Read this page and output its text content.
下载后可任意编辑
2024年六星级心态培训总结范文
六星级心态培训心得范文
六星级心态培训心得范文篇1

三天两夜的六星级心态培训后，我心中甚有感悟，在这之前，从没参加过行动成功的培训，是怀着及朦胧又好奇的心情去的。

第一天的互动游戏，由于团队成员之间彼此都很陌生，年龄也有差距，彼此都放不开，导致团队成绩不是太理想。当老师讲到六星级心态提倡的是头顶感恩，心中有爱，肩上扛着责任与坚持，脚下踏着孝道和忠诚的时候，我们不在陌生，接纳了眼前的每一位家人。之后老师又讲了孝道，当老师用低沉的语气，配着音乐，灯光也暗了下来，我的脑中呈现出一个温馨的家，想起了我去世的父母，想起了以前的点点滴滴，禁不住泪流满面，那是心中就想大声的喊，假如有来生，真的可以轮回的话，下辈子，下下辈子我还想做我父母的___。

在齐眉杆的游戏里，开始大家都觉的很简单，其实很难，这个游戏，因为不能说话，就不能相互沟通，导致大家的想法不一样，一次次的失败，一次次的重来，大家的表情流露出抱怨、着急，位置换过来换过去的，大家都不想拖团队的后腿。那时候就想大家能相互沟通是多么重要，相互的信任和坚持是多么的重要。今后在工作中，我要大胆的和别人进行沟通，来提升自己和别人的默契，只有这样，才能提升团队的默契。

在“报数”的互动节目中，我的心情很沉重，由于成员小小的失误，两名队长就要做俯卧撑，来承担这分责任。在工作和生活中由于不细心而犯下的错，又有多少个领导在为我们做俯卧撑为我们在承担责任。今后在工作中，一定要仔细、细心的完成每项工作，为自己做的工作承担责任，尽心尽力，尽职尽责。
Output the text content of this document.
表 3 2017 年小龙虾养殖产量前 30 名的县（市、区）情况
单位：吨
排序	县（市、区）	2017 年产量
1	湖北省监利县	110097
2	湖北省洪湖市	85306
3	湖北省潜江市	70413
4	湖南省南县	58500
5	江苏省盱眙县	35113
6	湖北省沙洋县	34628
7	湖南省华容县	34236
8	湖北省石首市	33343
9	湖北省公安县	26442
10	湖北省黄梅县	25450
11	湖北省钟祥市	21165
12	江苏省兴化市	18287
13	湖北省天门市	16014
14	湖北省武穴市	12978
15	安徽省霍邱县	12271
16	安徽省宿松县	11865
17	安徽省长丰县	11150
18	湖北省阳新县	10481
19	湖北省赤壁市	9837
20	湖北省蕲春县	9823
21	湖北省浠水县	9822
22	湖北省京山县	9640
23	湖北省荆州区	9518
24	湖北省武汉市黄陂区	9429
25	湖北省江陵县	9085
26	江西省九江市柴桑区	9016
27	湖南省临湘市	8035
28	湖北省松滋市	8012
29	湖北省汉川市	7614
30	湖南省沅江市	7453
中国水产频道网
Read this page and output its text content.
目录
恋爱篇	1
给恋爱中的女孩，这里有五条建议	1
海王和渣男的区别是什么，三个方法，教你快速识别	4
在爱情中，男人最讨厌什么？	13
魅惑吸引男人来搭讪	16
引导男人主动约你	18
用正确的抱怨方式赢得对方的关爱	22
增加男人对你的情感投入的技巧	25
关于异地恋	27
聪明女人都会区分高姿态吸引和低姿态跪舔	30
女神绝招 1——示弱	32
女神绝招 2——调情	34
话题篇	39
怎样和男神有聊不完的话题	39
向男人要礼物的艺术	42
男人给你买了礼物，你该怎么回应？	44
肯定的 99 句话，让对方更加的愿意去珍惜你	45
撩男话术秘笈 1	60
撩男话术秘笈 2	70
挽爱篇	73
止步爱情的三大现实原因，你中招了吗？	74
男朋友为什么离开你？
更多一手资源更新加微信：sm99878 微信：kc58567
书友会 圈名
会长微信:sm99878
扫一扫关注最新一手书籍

■ ■ ■ ■

* Given exercise
Quote all of the entries verbatim.

* Exercise solution
Read this page and output its text content.
下载后可任意编辑
2024年六星级心态培训总结范文
六星级心态培训心得范文
六星级心态培训心得范文篇1

三天两夜的六星级心态培训后，我心中甚有感悟，在这之前，从没参加过行动成功的培训，是怀着及朦胧又好奇的心情去的。

第一天的互动游戏，由于团队成员之间彼此都很陌生，年龄也有差距，彼此都放不开，导致团队成绩不是太理想。当老师讲到六星级心态提倡的是头顶感恩，心中有爱，肩上扛着责任与坚持，脚下踏着孝道和忠诚的时候，我们不在陌生，接纳了眼前的每一位家人。之后老师又讲了孝道，当老师用低沉的语气，配着音乐，灯光也暗了下来，我的脑中呈现出一个温馨的家，想起了我去世的父母，想起了以前的点点滴滴，禁不住泪流满面，那是心中就想大声的喊，假如有来生，真的可以轮回的话，下辈子，下下辈子我还想做我父母的___。

在齐眉杆的游戏里，开始大家都觉的很简单，其实很难，这个游戏，因为不能说话，就不能相互沟通，导致大家的想法不一样，一次次的失败，一次次的重来，大家的表情流露出抱怨、着急，位置换过来换过去的，大家都不想拖团队的后腿。那时候就想大家能相互沟通是多么重要，相互的信任和坚持是多么的重要。今后在工作中，我要大胆的和别人进行沟通，来提升自己和别人的默契，只有这样，才能提升团队的默契。

在“报数”的互动节目中，我的心情很沉重，由于成员小小的失误，两名队长就要做俯卧撑，来承担这分责任。在工作和生活中由于不细心而犯下的错，又有多少个领导在为我们做俯卧撑为我们在承担责任。今后在工作中，一定要仔细、细心的完成每项工作，为自己做的工作承担责任，尽心尽力，尽职尽责。
Output the text content of this document.
表 3 2017 年小龙虾养殖产量前 30 名的县（市、区）情况
单位：吨
排序	县（市、区）	2017 年产量
1	湖北省监利县	110097
2	湖北省洪湖市	85306
3	湖北省潜江市	70413
4	湖南省南县	58500
5	江苏省盱眙县	35113
6	湖北省沙洋县	34628
7	湖南省华容县	34236
8	湖北省石首市	33343
9	湖北省公安县	26442
10	湖北省黄梅县	25450
11	湖北省钟祥市	21165
12	江苏省兴化市	18287
13	湖北省天门市	16014
14	湖北省武穴市	12978
15	安徽省霍邱县	12271
16	安徽省宿松县	11865
17	安徽省长丰县	11150
18	湖北省阳新县	10481
19	湖北省赤壁市	9837
20	湖北省蕲春县	9823
21	湖北省浠水县	9822
22	湖北省京山县	9640
23	湖北省荆州区	9518
24	湖北省武汉市黄陂区	9429
25	湖北省江陵县	9085
26	江西省九江市柴桑区	9016
27	湖南省临湘市	8035
28	湖北省松滋市	8012
29	湖北省汉川市	7614
30	湖南省沅江市	7453
中国水产频道网
Read this page and output its text content.
目录
恋爱篇	1
给恋爱中的女孩，这里有五条建议	1
海王和渣男的区别是什么，三个方法，教你快速识别	4
在爱情中，男人最讨厌什么？	13
魅惑吸引男人来搭讪	16
引导男人主动约你	18
用正确的抱怨方式赢得对方的关爱	22
增加男人对你的情感投入的技巧	25
关于异地恋	27
聪明女人都会区分高姿态吸引和低姿态跪舔	30
女神绝招 1——示弱	32
女神绝招 2——调情	34
话题篇	39
怎样和男神有聊不完的话题	39
向男人要礼物的艺术	42
男人给你买了礼物，你该怎么回应？	44
肯定的 99 句话，让对方更加的愿意去珍惜你	45
撩男话术秘笈 1	60
撩男话术秘笈 2	70
挽爱篇	73
止步爱情的三大现实原因，你中招了吗？	74
男朋友为什么离开你？
更多一手资源更新加微信：sm99878 微信：kc58567
书友会 圈名
会长微信:sm99878
扫一扫关注最新一手书籍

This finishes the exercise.